─── Records shown ───

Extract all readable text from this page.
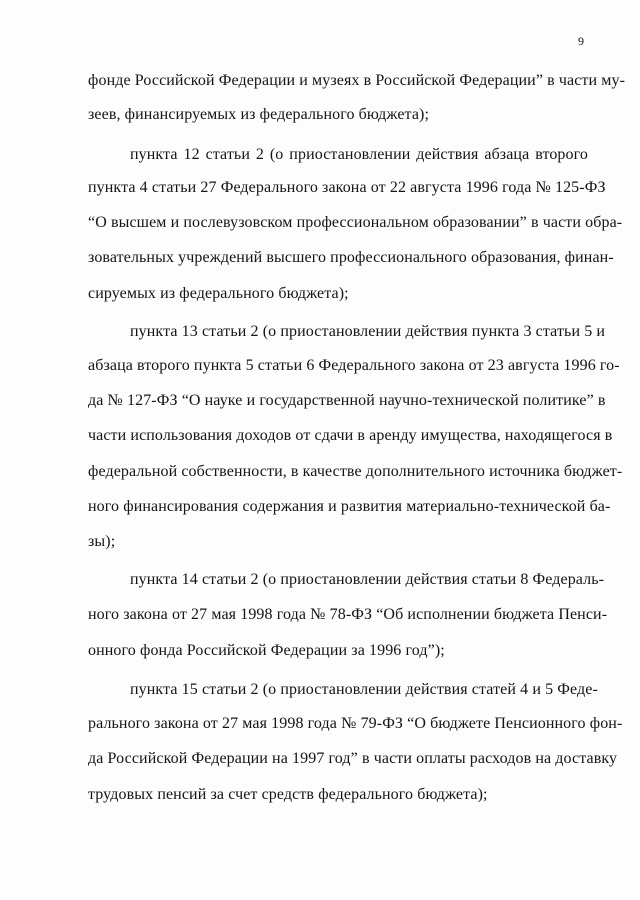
9
фонде Российской Федерации и музеях в Российской Федерации” в части му-
зеев, финансируемых из федерального бюджета);
пункта 12 статьи 2 (о приостановлении действия абзаца второго
пункта 4 статьи 27 Федерального закона от 22 августа 1996 года № 125-ФЗ
“О высшем и послевузовском профессиональном образовании” в части обра-
зовательных учреждений высшего профессионального образования, финан-
сируемых из федерального бюджета);
пункта 13 статьи 2 (о приостановлении действия пункта 3 статьи 5 и
абзаца второго пункта 5 статьи 6 Федерального закона от 23 августа 1996 го-
да № 127-ФЗ “О науке и государственной научно-технической политике” в
части использования доходов от сдачи в аренду имущества, находящегося в
федеральной собственности, в качестве дополнительного источника бюджет-
ного финансирования содержания и развития материально-технической ба-
зы);
пункта 14 статьи 2 (о приостановлении действия статьи 8 Федераль-
ного закона от 27 мая 1998 года № 78-ФЗ “Об исполнении бюджета Пенси-
онного фонда Российской Федерации за 1996 год”);
пункта 15 статьи 2 (о приостановлении действия статей 4 и 5 Феде-
рального закона от 27 мая 1998 года № 79-ФЗ “О бюджете Пенсионного фон-
да Российской Федерации на 1997 год” в части оплаты расходов на доставку
трудовых пенсий за счет средств федерального бюджета);
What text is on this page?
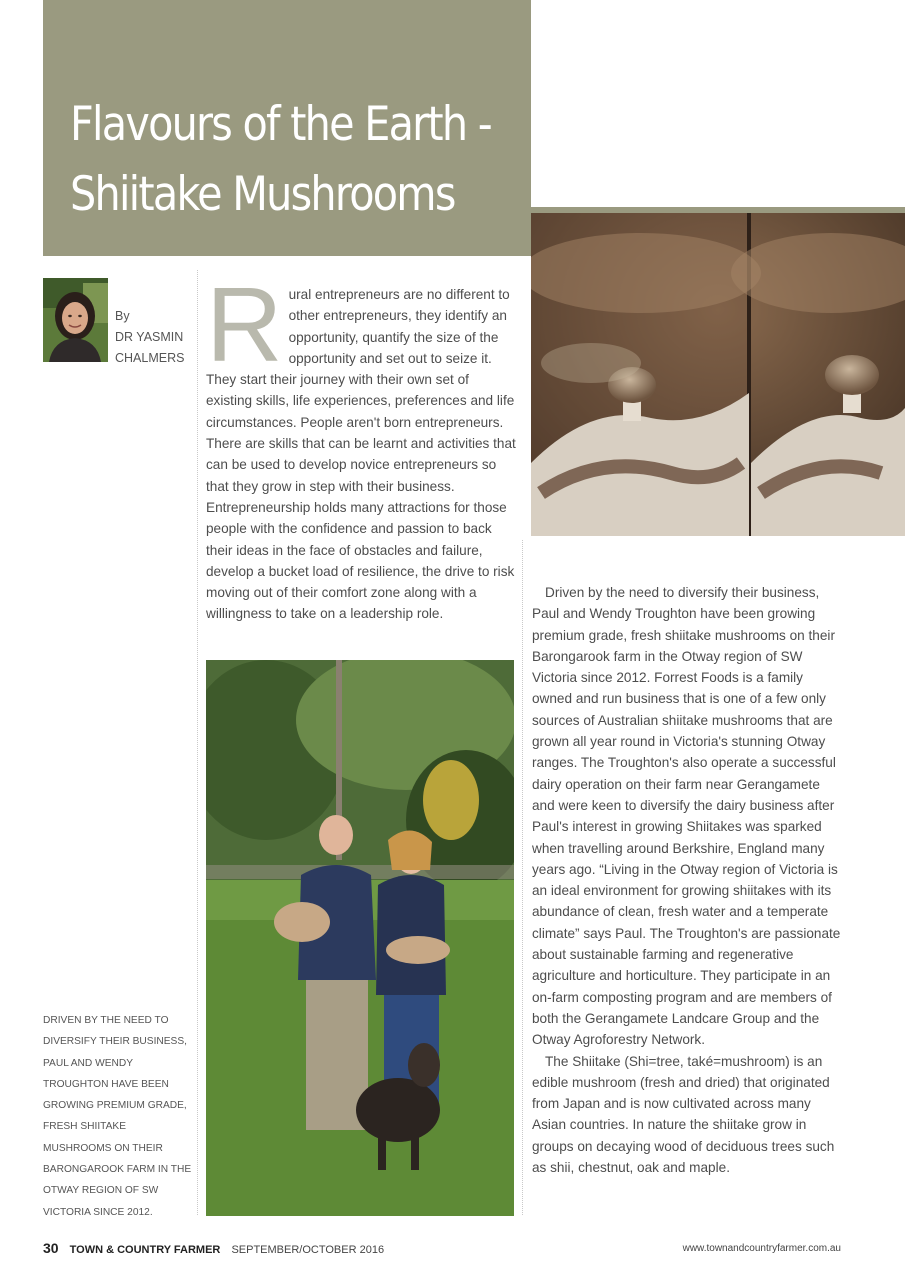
Flavours of the Earth -
Shiitake Mushrooms
By
DR YASMIN
CHALMERS Rural entrepreneurs are no different to other entrepreneurs, they identify an opportunity, quantify the size of the opportunity and set out to seize it. They start their journey with their own set of existing skills, life experiences, preferences and life circumstances. People aren't born entrepreneurs. There are skills that can be learnt and activities that can be used to develop novice entrepreneurs so that they grow in step with their business. Entrepreneurship holds many attractions for those people with the confidence and passion to back their ideas in the face of obstacles and failure, develop a bucket load of resilience, the drive to risk moving out of their comfort zone along with a willingness to take on a leadership role.

Driven by the need to diversify their business, Paul and Wendy Troughton have been growing premium grade, fresh shiitake mushrooms on their Barongarook farm in the Otway region of SW Victoria since 2012. Forrest Foods is a family owned and run business that is one of a few only sources of Australian shiitake mushrooms that are grown all year round in Victoria's stunning Otway ranges. The Troughton's also operate a successful dairy operation on their farm near Gerangamete and were keen to diversify the dairy business after Paul's interest in growing Shiitakes was sparked when travelling around Berkshire, England many years ago. “Living in the Otway region of Victoria is an ideal environment for growing shiitakes with its abundance of clean, fresh water and a temperate climate” says Paul. The Troughton's are passionate about sustainable farming and regenerative agriculture and horticulture. They participate in an on-farm composting program and are members of both the Gerangamete Landcare Group and the Otway Agroforestry Network.

The Shiitake (Shi=tree, také=mushroom) is an edible mushroom (fresh and dried) that originated from Japan and is now cultivated across many Asian countries. In nature the shiitake grow in groups on decaying wood of deciduous trees such as shii, chestnut, oak and maple.

DRIVEN BY THE NEED TO DIVERSIFY THEIR BUSINESS, PAUL AND WENDY TROUGHTON HAVE BEEN GROWING PREMIUM GRADE, FRESH SHIITAKE MUSHROOMS ON THEIR BARONGAROOK FARM IN THE OTWAY REGION OF SW VICTORIA SINCE 2012.

30 TOWN & COUNTRY FARMER SEPTEMBER/OCTOBER 2016	www.townandcountryfarmer.com.au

───

Aim – In the listing, find all lines with the string "года" and copy them.

The output –
пункта 4 статьи 27 Федерального закона от 22 августа 1996 года № 125-ФЗ
ного закона от 27 мая 1998 года № 78-ФЗ “Об исполнении бюджета Пенси-
рального закона от 27 мая 1998 года № 79-ФЗ “О бюджете Пенсионного фон-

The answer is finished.